» TASK OBJECTIVE: Copy all of the records below with every instance of "palette-color-swatch" switched to "palette-swatch" and everything else kept the same. Leave out the pictures.

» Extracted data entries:
········
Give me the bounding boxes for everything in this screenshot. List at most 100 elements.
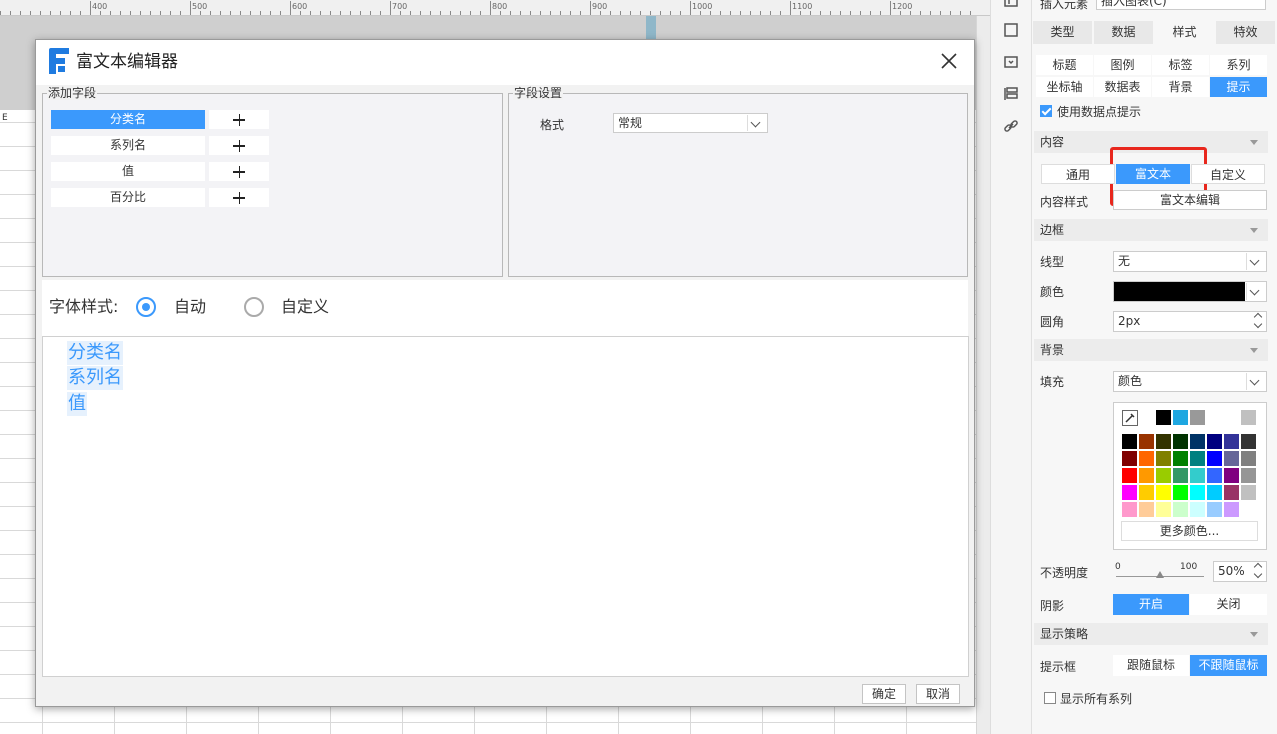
font-style-custom-label[interactable]: 自定义 [281,296,329,318]
palette-color-swatch[interactable] [1156,468,1171,483]
palette-color-swatch[interactable] [1190,451,1205,466]
palette-color-swatch[interactable] [1190,468,1205,483]
palette-color-swatch[interactable] [1241,468,1256,483]
fill-type-select[interactable]: 颜色 [1113,371,1267,392]
palette-color-swatch[interactable] [1122,434,1137,449]
palette-color-swatch[interactable] [1139,451,1154,466]
insert-chart-select[interactable]: 插入图表(C) [1096,0,1266,10]
subtab-3[interactable]: 系列 [1210,55,1267,75]
palette-color-swatch[interactable] [1173,485,1188,500]
palette-color-swatch[interactable] [1241,502,1256,517]
palette-color-swatch[interactable] [1241,485,1256,500]
info-icon[interactable] [1003,0,1019,10]
palette-color-swatch[interactable] [1156,502,1171,517]
close-icon[interactable] [940,52,958,70]
rich-text-edit-button[interactable]: 富文本编辑 [1113,190,1267,210]
vertical-scrollbar[interactable] [976,16,990,734]
field-item-2[interactable]: 值 [51,162,205,181]
palette-color-swatch[interactable] [1173,451,1188,466]
palette-color-swatch[interactable] [1190,485,1205,500]
palette-color-swatch[interactable] [1224,485,1239,500]
palette-color-swatch[interactable] [1207,451,1222,466]
cancel-button[interactable]: 取消 [916,684,960,704]
tab-2[interactable]: 样式 [1155,21,1214,44]
ok-button[interactable]: 确定 [862,684,906,704]
tab-1[interactable]: 数据 [1094,21,1153,44]
palette-color-swatch[interactable] [1122,468,1137,483]
stepper-icon[interactable] [1252,562,1266,581]
stepper-icon[interactable] [1252,312,1266,331]
font-style-auto-radio[interactable] [136,297,156,317]
palette-color-swatch[interactable] [1207,502,1222,517]
field-item-3[interactable]: 百分比 [51,188,205,207]
palette-color-swatch[interactable] [1156,485,1171,500]
palette-color-swatch[interactable] [1122,485,1137,500]
add-field-plus-icon[interactable] [209,110,269,129]
show-all-series-checkbox[interactable] [1044,692,1056,704]
subtab-7[interactable]: 提示 [1210,77,1267,97]
palette-color-swatch[interactable] [1122,451,1137,466]
content-token-value[interactable]: 值 [67,392,87,416]
link-icon[interactable] [1003,118,1019,134]
not-follow-mouse-button[interactable]: 不跟随鼠标 [1190,655,1267,676]
palette-color-swatch[interactable] [1190,502,1205,517]
palette-color-swatch[interactable] [1139,434,1154,449]
format-select[interactable]: 常规 [613,113,768,133]
palette-color-swatch[interactable] [1190,434,1205,449]
background-section-header[interactable]: 背景 [1034,339,1268,361]
palette-color-swatch[interactable] [1224,502,1239,517]
content-token-series[interactable]: 系列名 [67,366,123,390]
recent-color-swatch[interactable] [1173,410,1188,425]
palette-color-swatch[interactable] [1156,434,1171,449]
shadow-off-button[interactable]: 关闭 [1190,594,1267,615]
palette-color-swatch[interactable] [1156,451,1171,466]
palette-color-swatch[interactable] [1173,468,1188,483]
font-style-custom-radio[interactable] [244,297,264,317]
content-mode-2[interactable]: 自定义 [1191,164,1265,184]
eyedropper-icon[interactable] [1122,410,1138,426]
corner-radius-input[interactable]: 2px [1113,311,1267,332]
subtab-4[interactable]: 坐标轴 [1036,77,1093,97]
palette-color-swatch[interactable] [1173,502,1188,517]
opacity-slider-thumb[interactable] [1156,571,1164,578]
follow-mouse-button[interactable]: 跟随鼠标 [1113,655,1189,676]
font-style-auto-label[interactable]: 自动 [174,296,206,318]
palette-color-swatch[interactable] [1139,502,1154,517]
tab-3[interactable]: 特效 [1216,21,1275,44]
rich-text-content-area[interactable]: 分类名 系列名 值 [42,336,969,677]
add-field-plus-icon[interactable] [209,162,269,181]
frame-icon[interactable] [1003,22,1019,38]
content-mode-0[interactable]: 通用 [1041,164,1115,184]
content-mode-1[interactable]: 富文本 [1116,164,1190,184]
palette-color-swatch[interactable] [1122,502,1137,517]
palette-color-swatch[interactable] [1207,468,1222,483]
border-section-header[interactable]: 边框 [1034,219,1268,241]
recent-color-swatch[interactable] [1207,410,1222,425]
add-field-plus-icon[interactable] [209,136,269,155]
add-field-plus-icon[interactable] [209,188,269,207]
palette-color-swatch[interactable] [1139,468,1154,483]
subtab-1[interactable]: 图例 [1094,55,1151,75]
content-token-category[interactable]: 分类名 [67,341,123,365]
recent-color-swatch[interactable] [1190,410,1205,425]
palette-color-swatch[interactable] [1207,485,1222,500]
palette-color-swatch[interactable] [1241,451,1256,466]
opacity-input[interactable]: 50% [1213,561,1267,582]
use-tooltip-checkbox[interactable] [1040,105,1052,117]
shadow-on-button[interactable]: 开启 [1113,594,1189,615]
field-item-1[interactable]: 系列名 [51,136,205,155]
palette-color-swatch[interactable] [1139,485,1154,500]
palette-color-swatch[interactable] [1224,434,1239,449]
tab-0[interactable]: 类型 [1033,21,1092,44]
subtab-5[interactable]: 数据表 [1094,77,1151,97]
more-colors-button[interactable]: 更多颜色... [1121,521,1258,541]
palette-color-swatch[interactable] [1173,434,1188,449]
palette-color-swatch[interactable] [1224,468,1239,483]
field-item-0[interactable]: 分类名 [51,110,205,129]
subtab-0[interactable]: 标题 [1036,55,1093,75]
subtab-2[interactable]: 标签 [1152,55,1209,75]
layer-icon[interactable] [1003,86,1019,102]
palette-color-swatch[interactable] [1241,434,1256,449]
recent-color-swatch[interactable] [1241,410,1256,425]
palette-color-swatch[interactable] [1224,451,1239,466]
········
» COMPLETE OUTPUT:
Give me the bounding boxes for everything in this screenshot. List at most 100 elements.
font-style-custom-label[interactable]: 自定义 [281,296,329,318]
palette-swatch[interactable] [1156,468,1171,483]
palette-swatch[interactable] [1190,451,1205,466]
palette-swatch[interactable] [1190,468,1205,483]
palette-swatch[interactable] [1241,468,1256,483]
fill-type-select[interactable]: 颜色 [1113,371,1267,392]
palette-swatch[interactable] [1122,434,1137,449]
palette-swatch[interactable] [1139,451,1154,466]
insert-chart-select[interactable]: 插入图表(C) [1096,0,1266,10]
subtab-3[interactable]: 系列 [1210,55,1267,75]
palette-swatch[interactable] [1173,485,1188,500]
palette-swatch[interactable] [1241,502,1256,517]
palette-swatch[interactable] [1241,485,1256,500]
info-icon[interactable] [1003,0,1019,10]
palette-swatch[interactable] [1156,502,1171,517]
close-icon[interactable] [940,52,958,70]
rich-text-edit-button[interactable]: 富文本编辑 [1113,190,1267,210]
vertical-scrollbar[interactable] [976,16,990,734]
field-item-2[interactable]: 值 [51,162,205,181]
palette-swatch[interactable] [1173,451,1188,466]
palette-swatch[interactable] [1190,485,1205,500]
palette-swatch[interactable] [1224,485,1239,500]
palette-swatch[interactable] [1207,451,1222,466]
cancel-button[interactable]: 取消 [916,684,960,704]
tab-2[interactable]: 样式 [1155,21,1214,44]
ok-button[interactable]: 确定 [862,684,906,704]
tab-1[interactable]: 数据 [1094,21,1153,44]
palette-swatch[interactable] [1122,468,1137,483]
stepper-icon[interactable] [1252,562,1266,581]
stepper-icon[interactable] [1252,312,1266,331]
font-style-auto-radio[interactable] [136,297,156,317]
palette-swatch[interactable] [1207,502,1222,517]
field-item-3[interactable]: 百分比 [51,188,205,207]
palette-swatch[interactable] [1156,485,1171,500]
palette-swatch[interactable] [1122,485,1137,500]
add-field-plus-icon[interactable] [209,110,269,129]
show-all-series-checkbox[interactable] [1044,692,1056,704]
subtab-7[interactable]: 提示 [1210,77,1267,97]
palette-swatch[interactable] [1122,451,1137,466]
content-token-value[interactable]: 值 [67,392,87,416]
link-icon[interactable] [1003,118,1019,134]
not-follow-mouse-button[interactable]: 不跟随鼠标 [1190,655,1267,676]
palette-swatch[interactable] [1190,502,1205,517]
palette-swatch[interactable] [1139,434,1154,449]
format-select[interactable]: 常规 [613,113,768,133]
palette-swatch[interactable] [1190,434,1205,449]
background-section-header[interactable]: 背景 [1034,339,1268,361]
palette-swatch[interactable] [1224,502,1239,517]
content-token-series[interactable]: 系列名 [67,366,123,390]
recent-color-swatch[interactable] [1173,410,1188,425]
palette-swatch[interactable] [1156,434,1171,449]
shadow-off-button[interactable]: 关闭 [1190,594,1267,615]
palette-swatch[interactable] [1156,451,1171,466]
palette-swatch[interactable] [1173,468,1188,483]
font-style-custom-radio[interactable] [244,297,264,317]
content-mode-2[interactable]: 自定义 [1191,164,1265,184]
eyedropper-icon[interactable] [1122,410,1138,426]
corner-radius-input[interactable]: 2px [1113,311,1267,332]
subtab-4[interactable]: 坐标轴 [1036,77,1093,97]
palette-swatch[interactable] [1173,502,1188,517]
opacity-slider-thumb[interactable] [1156,571,1164,578]
follow-mouse-button[interactable]: 跟随鼠标 [1113,655,1189,676]
font-style-auto-label[interactable]: 自动 [174,296,206,318]
palette-swatch[interactable] [1139,502,1154,517]
tab-3[interactable]: 特效 [1216,21,1275,44]
rich-text-content-area[interactable]: 分类名 系列名 值 [42,336,969,677]
add-field-plus-icon[interactable] [209,162,269,181]
frame-icon[interactable] [1003,22,1019,38]
content-mode-0[interactable]: 通用 [1041,164,1115,184]
content-mode-1[interactable]: 富文本 [1116,164,1190,184]
palette-swatch[interactable] [1122,502,1137,517]
palette-swatch[interactable] [1207,468,1222,483]
border-section-header[interactable]: 边框 [1034,219,1268,241]
recent-color-swatch[interactable] [1207,410,1222,425]
add-field-plus-icon[interactable] [209,136,269,155]
add-field-plus-icon[interactable] [209,188,269,207]
palette-swatch[interactable] [1139,468,1154,483]
subtab-1[interactable]: 图例 [1094,55,1151,75]
content-token-category[interactable]: 分类名 [67,341,123,365]
recent-color-swatch[interactable] [1190,410,1205,425]
palette-swatch[interactable] [1207,485,1222,500]
palette-swatch[interactable] [1241,451,1256,466]
opacity-input[interactable]: 50% [1213,561,1267,582]
use-tooltip-checkbox[interactable] [1040,105,1052,117]
shadow-on-button[interactable]: 开启 [1113,594,1189,615]
field-item-1[interactable]: 系列名 [51,136,205,155]
palette-swatch[interactable] [1139,485,1154,500]
palette-swatch[interactable] [1224,434,1239,449]
tab-0[interactable]: 类型 [1033,21,1092,44]
subtab-5[interactable]: 数据表 [1094,77,1151,97]
more-colors-button[interactable]: 更多颜色... [1121,521,1258,541]
palette-swatch[interactable] [1173,434,1188,449]
palette-swatch[interactable] [1224,468,1239,483]
field-item-0[interactable]: 分类名 [51,110,205,129]
subtab-0[interactable]: 标题 [1036,55,1093,75]
subtab-2[interactable]: 标签 [1152,55,1209,75]
layer-icon[interactable] [1003,86,1019,102]
palette-swatch[interactable] [1241,434,1256,449]
recent-color-swatch[interactable] [1241,410,1256,425]
palette-swatch[interactable] [1224,451,1239,466]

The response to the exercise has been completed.